### Task
Collect each line of the records containing the string "style".

---------- Data records ----------

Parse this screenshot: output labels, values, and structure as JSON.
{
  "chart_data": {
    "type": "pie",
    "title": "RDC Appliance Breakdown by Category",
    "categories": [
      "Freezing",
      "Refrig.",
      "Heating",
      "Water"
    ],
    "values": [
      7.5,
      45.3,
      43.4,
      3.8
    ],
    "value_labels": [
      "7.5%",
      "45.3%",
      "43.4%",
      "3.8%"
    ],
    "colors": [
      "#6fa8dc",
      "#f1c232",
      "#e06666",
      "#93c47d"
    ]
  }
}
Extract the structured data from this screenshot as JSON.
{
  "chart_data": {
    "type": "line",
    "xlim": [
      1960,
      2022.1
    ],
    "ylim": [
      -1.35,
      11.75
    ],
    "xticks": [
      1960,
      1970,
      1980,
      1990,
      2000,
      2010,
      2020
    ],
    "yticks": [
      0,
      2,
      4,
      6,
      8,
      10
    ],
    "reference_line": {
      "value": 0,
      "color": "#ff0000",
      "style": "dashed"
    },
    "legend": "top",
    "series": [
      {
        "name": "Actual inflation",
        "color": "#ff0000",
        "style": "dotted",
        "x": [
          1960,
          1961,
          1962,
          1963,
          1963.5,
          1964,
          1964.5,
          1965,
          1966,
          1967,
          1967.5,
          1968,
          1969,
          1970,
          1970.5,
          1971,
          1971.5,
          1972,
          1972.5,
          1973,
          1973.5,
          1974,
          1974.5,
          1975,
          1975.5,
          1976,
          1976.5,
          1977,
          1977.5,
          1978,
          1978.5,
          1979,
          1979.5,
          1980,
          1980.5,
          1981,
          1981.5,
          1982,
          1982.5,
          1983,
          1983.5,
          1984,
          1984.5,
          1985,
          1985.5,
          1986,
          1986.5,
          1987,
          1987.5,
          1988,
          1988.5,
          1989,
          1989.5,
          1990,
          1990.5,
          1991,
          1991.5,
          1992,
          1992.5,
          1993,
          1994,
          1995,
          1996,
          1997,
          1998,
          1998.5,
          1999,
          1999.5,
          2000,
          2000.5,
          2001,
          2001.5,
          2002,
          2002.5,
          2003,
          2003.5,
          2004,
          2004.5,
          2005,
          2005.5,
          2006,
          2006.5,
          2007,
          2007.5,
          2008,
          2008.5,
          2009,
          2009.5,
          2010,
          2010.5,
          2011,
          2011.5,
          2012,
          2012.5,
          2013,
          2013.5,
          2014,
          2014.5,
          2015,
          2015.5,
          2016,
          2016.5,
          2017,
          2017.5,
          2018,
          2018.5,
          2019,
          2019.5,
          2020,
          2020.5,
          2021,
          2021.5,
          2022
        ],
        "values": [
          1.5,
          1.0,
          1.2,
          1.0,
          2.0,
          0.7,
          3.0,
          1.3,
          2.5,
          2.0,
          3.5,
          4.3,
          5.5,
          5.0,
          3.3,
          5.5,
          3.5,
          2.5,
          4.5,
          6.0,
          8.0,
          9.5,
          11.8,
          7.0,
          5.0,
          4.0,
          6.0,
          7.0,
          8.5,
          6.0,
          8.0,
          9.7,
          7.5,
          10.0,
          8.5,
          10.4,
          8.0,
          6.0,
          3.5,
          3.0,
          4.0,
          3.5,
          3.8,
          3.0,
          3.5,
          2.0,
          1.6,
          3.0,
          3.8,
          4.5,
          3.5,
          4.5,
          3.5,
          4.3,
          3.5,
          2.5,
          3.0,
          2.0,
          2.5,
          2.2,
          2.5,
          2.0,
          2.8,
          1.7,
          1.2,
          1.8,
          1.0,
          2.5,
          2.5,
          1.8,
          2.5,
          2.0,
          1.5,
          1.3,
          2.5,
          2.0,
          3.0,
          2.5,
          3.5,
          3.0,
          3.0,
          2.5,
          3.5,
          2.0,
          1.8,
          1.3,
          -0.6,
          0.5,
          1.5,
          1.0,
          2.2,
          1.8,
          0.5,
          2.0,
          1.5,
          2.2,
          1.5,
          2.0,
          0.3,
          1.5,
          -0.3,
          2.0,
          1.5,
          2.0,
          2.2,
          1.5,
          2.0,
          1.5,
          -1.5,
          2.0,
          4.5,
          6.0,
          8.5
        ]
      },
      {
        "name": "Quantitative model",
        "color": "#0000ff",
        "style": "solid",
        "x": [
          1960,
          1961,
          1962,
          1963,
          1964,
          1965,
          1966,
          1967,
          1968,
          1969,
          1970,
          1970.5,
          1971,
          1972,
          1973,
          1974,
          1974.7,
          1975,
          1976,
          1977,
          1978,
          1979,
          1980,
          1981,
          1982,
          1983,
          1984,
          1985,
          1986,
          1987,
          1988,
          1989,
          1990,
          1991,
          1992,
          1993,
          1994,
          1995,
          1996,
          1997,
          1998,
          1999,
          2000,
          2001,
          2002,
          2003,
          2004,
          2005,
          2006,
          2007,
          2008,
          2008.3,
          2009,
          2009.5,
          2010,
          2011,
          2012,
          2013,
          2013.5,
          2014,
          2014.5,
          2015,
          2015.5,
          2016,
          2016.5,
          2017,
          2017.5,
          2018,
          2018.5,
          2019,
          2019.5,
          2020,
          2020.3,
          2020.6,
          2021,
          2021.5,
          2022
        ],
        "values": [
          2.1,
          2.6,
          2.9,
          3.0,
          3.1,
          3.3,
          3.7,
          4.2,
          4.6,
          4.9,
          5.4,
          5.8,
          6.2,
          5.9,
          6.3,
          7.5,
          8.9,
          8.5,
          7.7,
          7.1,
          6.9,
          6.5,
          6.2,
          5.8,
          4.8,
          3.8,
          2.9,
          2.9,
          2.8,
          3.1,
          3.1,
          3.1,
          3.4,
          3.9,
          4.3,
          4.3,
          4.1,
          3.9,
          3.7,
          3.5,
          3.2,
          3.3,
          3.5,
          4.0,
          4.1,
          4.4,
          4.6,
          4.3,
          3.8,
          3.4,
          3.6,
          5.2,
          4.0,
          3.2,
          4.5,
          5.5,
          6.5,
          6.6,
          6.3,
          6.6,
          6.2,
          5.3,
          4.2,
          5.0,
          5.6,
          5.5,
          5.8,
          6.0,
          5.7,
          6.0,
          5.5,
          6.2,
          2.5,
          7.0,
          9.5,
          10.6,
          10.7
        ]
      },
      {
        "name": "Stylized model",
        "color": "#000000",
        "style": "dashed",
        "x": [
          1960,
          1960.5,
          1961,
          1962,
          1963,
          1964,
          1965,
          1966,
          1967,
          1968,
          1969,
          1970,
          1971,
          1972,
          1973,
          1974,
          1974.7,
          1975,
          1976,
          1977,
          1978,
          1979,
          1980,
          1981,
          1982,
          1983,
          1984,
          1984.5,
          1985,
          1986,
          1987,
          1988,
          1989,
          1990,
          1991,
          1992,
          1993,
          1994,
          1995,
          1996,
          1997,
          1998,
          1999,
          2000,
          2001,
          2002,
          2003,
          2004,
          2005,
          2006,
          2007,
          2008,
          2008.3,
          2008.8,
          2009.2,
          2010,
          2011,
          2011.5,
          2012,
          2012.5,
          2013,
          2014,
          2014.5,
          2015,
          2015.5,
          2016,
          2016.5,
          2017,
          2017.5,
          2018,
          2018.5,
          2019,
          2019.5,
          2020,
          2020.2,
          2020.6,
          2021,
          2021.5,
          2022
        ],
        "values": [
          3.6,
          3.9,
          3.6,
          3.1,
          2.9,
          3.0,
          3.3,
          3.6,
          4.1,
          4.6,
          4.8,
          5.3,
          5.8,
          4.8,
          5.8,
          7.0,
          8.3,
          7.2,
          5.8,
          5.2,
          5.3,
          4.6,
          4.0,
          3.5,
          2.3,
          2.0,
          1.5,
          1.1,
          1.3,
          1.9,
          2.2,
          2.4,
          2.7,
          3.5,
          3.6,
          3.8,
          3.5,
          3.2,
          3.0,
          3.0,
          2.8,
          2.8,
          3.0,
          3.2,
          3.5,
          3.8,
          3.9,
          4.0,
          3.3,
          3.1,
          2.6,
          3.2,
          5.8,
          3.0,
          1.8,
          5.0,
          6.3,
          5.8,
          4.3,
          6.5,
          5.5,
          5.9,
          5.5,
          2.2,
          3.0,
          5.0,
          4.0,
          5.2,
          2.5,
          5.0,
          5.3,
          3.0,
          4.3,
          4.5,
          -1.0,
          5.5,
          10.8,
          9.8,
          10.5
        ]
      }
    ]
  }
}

----------

### Correct answer
      "style": "dashed"
        "style": "dotted",
        "style": "solid",
        "style": "dashed",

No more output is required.